-- Start of Extracted records --

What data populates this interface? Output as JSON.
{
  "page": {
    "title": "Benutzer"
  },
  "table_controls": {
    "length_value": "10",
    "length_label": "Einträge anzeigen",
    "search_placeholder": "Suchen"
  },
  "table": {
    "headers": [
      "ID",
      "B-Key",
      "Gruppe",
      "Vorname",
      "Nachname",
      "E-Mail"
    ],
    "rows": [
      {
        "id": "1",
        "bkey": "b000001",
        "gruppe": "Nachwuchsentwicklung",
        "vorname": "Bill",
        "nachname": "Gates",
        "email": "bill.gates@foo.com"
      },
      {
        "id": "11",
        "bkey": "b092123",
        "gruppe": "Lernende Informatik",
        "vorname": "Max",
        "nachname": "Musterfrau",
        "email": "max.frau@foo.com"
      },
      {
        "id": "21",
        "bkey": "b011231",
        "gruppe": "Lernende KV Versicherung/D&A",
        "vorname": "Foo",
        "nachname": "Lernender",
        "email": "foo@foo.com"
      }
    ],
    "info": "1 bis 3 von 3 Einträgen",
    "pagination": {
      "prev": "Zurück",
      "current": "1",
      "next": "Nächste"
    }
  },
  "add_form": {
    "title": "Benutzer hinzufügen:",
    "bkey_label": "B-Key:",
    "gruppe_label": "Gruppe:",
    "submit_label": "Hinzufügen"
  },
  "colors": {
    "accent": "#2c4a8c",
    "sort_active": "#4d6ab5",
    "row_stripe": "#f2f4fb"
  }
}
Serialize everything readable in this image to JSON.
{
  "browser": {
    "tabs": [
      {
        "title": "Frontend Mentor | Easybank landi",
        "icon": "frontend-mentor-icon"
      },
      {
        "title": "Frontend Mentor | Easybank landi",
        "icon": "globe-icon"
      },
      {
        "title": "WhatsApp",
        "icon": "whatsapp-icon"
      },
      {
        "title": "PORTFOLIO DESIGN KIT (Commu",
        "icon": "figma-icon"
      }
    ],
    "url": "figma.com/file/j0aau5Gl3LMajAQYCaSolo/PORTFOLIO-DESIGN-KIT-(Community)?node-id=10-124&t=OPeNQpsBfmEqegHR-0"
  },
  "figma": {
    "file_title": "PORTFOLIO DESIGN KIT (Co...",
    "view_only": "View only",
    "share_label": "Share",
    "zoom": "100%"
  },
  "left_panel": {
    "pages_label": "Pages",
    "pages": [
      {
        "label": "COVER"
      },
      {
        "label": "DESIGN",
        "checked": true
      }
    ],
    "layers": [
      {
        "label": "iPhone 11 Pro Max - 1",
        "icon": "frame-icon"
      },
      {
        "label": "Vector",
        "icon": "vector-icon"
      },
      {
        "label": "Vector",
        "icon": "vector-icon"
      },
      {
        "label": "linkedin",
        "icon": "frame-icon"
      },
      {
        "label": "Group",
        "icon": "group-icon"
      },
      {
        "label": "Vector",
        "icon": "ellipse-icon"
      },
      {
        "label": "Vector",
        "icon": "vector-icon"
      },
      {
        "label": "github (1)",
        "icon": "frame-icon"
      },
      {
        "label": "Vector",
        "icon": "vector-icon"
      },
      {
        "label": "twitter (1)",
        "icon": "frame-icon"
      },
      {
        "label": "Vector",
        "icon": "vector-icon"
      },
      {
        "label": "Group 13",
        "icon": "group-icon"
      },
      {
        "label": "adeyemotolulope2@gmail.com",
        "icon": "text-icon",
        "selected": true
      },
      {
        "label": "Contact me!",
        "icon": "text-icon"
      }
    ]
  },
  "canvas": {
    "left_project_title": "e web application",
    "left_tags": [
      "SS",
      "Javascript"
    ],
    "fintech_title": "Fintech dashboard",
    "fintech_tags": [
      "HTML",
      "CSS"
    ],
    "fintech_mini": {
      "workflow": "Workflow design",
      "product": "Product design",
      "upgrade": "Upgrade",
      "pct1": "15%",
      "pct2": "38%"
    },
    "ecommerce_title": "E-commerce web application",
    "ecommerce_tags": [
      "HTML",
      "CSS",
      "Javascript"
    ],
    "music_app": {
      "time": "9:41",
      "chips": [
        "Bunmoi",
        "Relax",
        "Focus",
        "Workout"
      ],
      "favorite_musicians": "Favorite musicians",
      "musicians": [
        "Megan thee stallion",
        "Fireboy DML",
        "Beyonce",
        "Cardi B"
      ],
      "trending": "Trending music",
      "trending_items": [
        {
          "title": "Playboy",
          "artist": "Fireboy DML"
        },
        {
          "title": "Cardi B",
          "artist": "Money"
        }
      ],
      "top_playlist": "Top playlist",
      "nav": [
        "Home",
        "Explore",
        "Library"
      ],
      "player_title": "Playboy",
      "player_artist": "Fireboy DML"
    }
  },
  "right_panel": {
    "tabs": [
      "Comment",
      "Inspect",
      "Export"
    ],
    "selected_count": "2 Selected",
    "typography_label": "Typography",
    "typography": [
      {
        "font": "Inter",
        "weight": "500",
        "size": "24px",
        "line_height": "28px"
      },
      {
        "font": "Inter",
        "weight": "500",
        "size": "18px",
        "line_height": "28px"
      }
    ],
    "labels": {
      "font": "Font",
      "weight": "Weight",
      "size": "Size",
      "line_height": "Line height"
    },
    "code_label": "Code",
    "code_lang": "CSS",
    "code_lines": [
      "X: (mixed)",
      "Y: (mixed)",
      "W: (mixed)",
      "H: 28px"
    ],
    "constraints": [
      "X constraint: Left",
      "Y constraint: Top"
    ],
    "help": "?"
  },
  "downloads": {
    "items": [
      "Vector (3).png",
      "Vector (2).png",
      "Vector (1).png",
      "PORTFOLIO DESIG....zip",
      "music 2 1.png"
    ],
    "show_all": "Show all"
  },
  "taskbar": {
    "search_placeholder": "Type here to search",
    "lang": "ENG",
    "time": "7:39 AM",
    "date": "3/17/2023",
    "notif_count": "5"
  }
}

-- End of Extracted records --

▸ **Stated goal**
Reproduce all of the entries word for word.

▸ **Written answer**
What data populates this interface? Output as JSON.
{
  "page": {
    "title": "Benutzer"
  },
  "table_controls": {
    "length_value": "10",
    "length_label": "Einträge anzeigen",
    "search_placeholder": "Suchen"
  },
  "table": {
    "headers": [
      "ID",
      "B-Key",
      "Gruppe",
      "Vorname",
      "Nachname",
      "E-Mail"
    ],
    "rows": [
      {
        "id": "1",
        "bkey": "b000001",
        "gruppe": "Nachwuchsentwicklung",
        "vorname": "Bill",
        "nachname": "Gates",
        "email": "bill.gates@foo.com"
      },
      {
        "id": "11",
        "bkey": "b092123",
        "gruppe": "Lernende Informatik",
        "vorname": "Max",
        "nachname": "Musterfrau",
        "email": "max.frau@foo.com"
      },
      {
        "id": "21",
        "bkey": "b011231",
        "gruppe": "Lernende KV Versicherung/D&A",
        "vorname": "Foo",
        "nachname": "Lernender",
        "email": "foo@foo.com"
      }
    ],
    "info": "1 bis 3 von 3 Einträgen",
    "pagination": {
      "prev": "Zurück",
      "current": "1",
      "next": "Nächste"
    }
  },
  "add_form": {
    "title": "Benutzer hinzufügen:",
    "bkey_label": "B-Key:",
    "gruppe_label": "Gruppe:",
    "submit_label": "Hinzufügen"
  },
  "colors": {
    "accent": "#2c4a8c",
    "sort_active": "#4d6ab5",
    "row_stripe": "#f2f4fb"
  }
}
Serialize everything readable in this image to JSON.
{
  "browser": {
    "tabs": [
      {
        "title": "Frontend Mentor | Easybank landi",
        "icon": "frontend-mentor-icon"
      },
      {
        "title": "Frontend Mentor | Easybank landi",
        "icon": "globe-icon"
      },
      {
        "title": "WhatsApp",
        "icon": "whatsapp-icon"
      },
      {
        "title": "PORTFOLIO DESIGN KIT (Commu",
        "icon": "figma-icon"
      }
    ],
    "url": "figma.com/file/j0aau5Gl3LMajAQYCaSolo/PORTFOLIO-DESIGN-KIT-(Community)?node-id=10-124&t=OPeNQpsBfmEqegHR-0"
  },
  "figma": {
    "file_title": "PORTFOLIO DESIGN KIT (Co...",
    "view_only": "View only",
    "share_label": "Share",
    "zoom": "100%"
  },
  "left_panel": {
    "pages_label": "Pages",
    "pages": [
      {
        "label": "COVER"
      },
      {
        "label": "DESIGN",
        "checked": true
      }
    ],
    "layers": [
      {
        "label": "iPhone 11 Pro Max - 1",
        "icon": "frame-icon"
      },
      {
        "label": "Vector",
        "icon": "vector-icon"
      },
      {
        "label": "Vector",
        "icon": "vector-icon"
      },
      {
        "label": "linkedin",
        "icon": "frame-icon"
      },
      {
        "label": "Group",
        "icon": "group-icon"
      },
      {
        "label": "Vector",
        "icon": "ellipse-icon"
      },
      {
        "label": "Vector",
        "icon": "vector-icon"
      },
      {
        "label": "github (1)",
        "icon": "frame-icon"
      },
      {
        "label": "Vector",
        "icon": "vector-icon"
      },
      {
        "label": "twitter (1)",
        "icon": "frame-icon"
      },
      {
        "label": "Vector",
        "icon": "vector-icon"
      },
      {
        "label": "Group 13",
        "icon": "group-icon"
      },
      {
        "label": "adeyemotolulope2@gmail.com",
        "icon": "text-icon",
        "selected": true
      },
      {
        "label": "Contact me!",
        "icon": "text-icon"
      }
    ]
  },
  "canvas": {
    "left_project_title": "e web application",
    "left_tags": [
      "SS",
      "Javascript"
    ],
    "fintech_title": "Fintech dashboard",
    "fintech_tags": [
      "HTML",
      "CSS"
    ],
    "fintech_mini": {
      "workflow": "Workflow design",
      "product": "Product design",
      "upgrade": "Upgrade",
      "pct1": "15%",
      "pct2": "38%"
    },
    "ecommerce_title": "E-commerce web application",
    "ecommerce_tags": [
      "HTML",
      "CSS",
      "Javascript"
    ],
    "music_app": {
      "time": "9:41",
      "chips": [
        "Bunmoi",
        "Relax",
        "Focus",
        "Workout"
      ],
      "favorite_musicians": "Favorite musicians",
      "musicians": [
        "Megan thee stallion",
        "Fireboy DML",
        "Beyonce",
        "Cardi B"
      ],
      "trending": "Trending music",
      "trending_items": [
        {
          "title": "Playboy",
          "artist": "Fireboy DML"
        },
        {
          "title": "Cardi B",
          "artist": "Money"
        }
      ],
      "top_playlist": "Top playlist",
      "nav": [
        "Home",
        "Explore",
        "Library"
      ],
      "player_title": "Playboy",
      "player_artist": "Fireboy DML"
    }
  },
  "right_panel": {
    "tabs": [
      "Comment",
      "Inspect",
      "Export"
    ],
    "selected_count": "2 Selected",
    "typography_label": "Typography",
    "typography": [
      {
        "font": "Inter",
        "weight": "500",
        "size": "24px",
        "line_height": "28px"
      },
      {
        "font": "Inter",
        "weight": "500",
        "size": "18px",
        "line_height": "28px"
      }
    ],
    "labels": {
      "font": "Font",
      "weight": "Weight",
      "size": "Size",
      "line_height": "Line height"
    },
    "code_label": "Code",
    "code_lang": "CSS",
    "code_lines": [
      "X: (mixed)",
      "Y: (mixed)",
      "W: (mixed)",
      "H: 28px"
    ],
    "constraints": [
      "X constraint: Left",
      "Y constraint: Top"
    ],
    "help": "?"
  },
  "downloads": {
    "items": [
      "Vector (3).png",
      "Vector (2).png",
      "Vector (1).png",
      "PORTFOLIO DESIG....zip",
      "music 2 1.png"
    ],
    "show_all": "Show all"
  },
  "taskbar": {
    "search_placeholder": "Type here to search",
    "lang": "ENG",
    "time": "7:39 AM",
    "date": "3/17/2023",
    "notif_count": "5"
  }
}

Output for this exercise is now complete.